Beneath this task is a listing; retype all of it exactly.

** Begin **

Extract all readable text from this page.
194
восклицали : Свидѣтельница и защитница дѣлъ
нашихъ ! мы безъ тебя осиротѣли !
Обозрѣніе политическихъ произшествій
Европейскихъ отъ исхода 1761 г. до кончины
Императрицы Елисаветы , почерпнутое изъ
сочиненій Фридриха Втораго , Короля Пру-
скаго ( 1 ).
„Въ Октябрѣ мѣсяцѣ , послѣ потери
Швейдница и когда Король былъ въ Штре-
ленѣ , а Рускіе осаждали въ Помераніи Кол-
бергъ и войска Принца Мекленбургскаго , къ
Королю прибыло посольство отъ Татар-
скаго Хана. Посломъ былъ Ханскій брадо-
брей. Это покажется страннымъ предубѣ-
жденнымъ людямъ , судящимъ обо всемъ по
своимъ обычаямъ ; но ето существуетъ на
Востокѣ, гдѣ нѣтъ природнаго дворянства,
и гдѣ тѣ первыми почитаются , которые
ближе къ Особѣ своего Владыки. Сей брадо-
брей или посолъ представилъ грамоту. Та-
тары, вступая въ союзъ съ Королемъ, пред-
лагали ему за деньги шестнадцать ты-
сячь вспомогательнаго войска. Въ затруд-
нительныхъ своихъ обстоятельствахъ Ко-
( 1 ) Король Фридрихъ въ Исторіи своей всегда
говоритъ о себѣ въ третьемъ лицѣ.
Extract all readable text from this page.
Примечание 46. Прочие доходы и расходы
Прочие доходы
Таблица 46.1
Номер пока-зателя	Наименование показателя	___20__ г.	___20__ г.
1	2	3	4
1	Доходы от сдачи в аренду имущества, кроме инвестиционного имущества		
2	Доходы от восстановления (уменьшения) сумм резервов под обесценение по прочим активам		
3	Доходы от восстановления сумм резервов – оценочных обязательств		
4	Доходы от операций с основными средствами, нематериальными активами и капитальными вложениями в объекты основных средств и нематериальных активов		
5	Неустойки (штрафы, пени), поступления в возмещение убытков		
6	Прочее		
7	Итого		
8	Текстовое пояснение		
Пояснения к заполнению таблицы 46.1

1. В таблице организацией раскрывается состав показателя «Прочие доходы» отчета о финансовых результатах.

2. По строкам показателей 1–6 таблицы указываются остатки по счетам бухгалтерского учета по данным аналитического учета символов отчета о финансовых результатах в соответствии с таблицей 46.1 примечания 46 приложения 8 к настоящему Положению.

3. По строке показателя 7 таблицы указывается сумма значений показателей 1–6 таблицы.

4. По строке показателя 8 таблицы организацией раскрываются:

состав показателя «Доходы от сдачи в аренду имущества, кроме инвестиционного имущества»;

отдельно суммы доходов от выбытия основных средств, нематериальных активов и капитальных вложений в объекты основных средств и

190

** End **

**OUTPUT FOR THIS TASK:**
Extract all readable text from this page.
194
восклицали : Свидѣтельница и защитница дѣлъ
нашихъ ! мы безъ тебя осиротѣли !
Обозрѣніе политическихъ произшествій
Европейскихъ отъ исхода 1761 г. до кончины
Императрицы Елисаветы , почерпнутое изъ
сочиненій Фридриха Втораго , Короля Пру-
скаго ( 1 ).
„Въ Октябрѣ мѣсяцѣ , послѣ потери
Швейдница и когда Король былъ въ Штре-
ленѣ , а Рускіе осаждали въ Помераніи Кол-
бергъ и войска Принца Мекленбургскаго , къ
Королю прибыло посольство отъ Татар-
скаго Хана. Посломъ былъ Ханскій брадо-
брей. Это покажется страннымъ предубѣ-
жденнымъ людямъ , судящимъ обо всемъ по
своимъ обычаямъ ; но ето существуетъ на
Востокѣ, гдѣ нѣтъ природнаго дворянства,
и гдѣ тѣ первыми почитаются , которые
ближе къ Особѣ своего Владыки. Сей брадо-
брей или посолъ представилъ грамоту. Та-
тары, вступая въ союзъ съ Королемъ, пред-
лагали ему за деньги шестнадцать ты-
сячь вспомогательнаго войска. Въ затруд-
нительныхъ своихъ обстоятельствахъ Ко-
( 1 ) Король Фридрихъ въ Исторіи своей всегда
говоритъ о себѣ въ третьемъ лицѣ.
Extract all readable text from this page.
Примечание 46. Прочие доходы и расходы
Прочие доходы
Таблица 46.1
Номер пока-зателя	Наименование показателя	___20__ г.	___20__ г.
1	2	3	4
1	Доходы от сдачи в аренду имущества, кроме инвестиционного имущества		
2	Доходы от восстановления (уменьшения) сумм резервов под обесценение по прочим активам		
3	Доходы от восстановления сумм резервов – оценочных обязательств		
4	Доходы от операций с основными средствами, нематериальными активами и капитальными вложениями в объекты основных средств и нематериальных активов		
5	Неустойки (штрафы, пени), поступления в возмещение убытков		
6	Прочее		
7	Итого		
8	Текстовое пояснение		
Пояснения к заполнению таблицы 46.1

1. В таблице организацией раскрывается состав показателя «Прочие доходы» отчета о финансовых результатах.

2. По строкам показателей 1–6 таблицы указываются остатки по счетам бухгалтерского учета по данным аналитического учета символов отчета о финансовых результатах в соответствии с таблицей 46.1 примечания 46 приложения 8 к настоящему Положению.

3. По строке показателя 7 таблицы указывается сумма значений показателей 1–6 таблицы.

4. По строке показателя 8 таблицы организацией раскрываются:

состав показателя «Доходы от сдачи в аренду имущества, кроме инвестиционного имущества»;

отдельно суммы доходов от выбытия основных средств, нематериальных активов и капитальных вложений в объекты основных средств и

190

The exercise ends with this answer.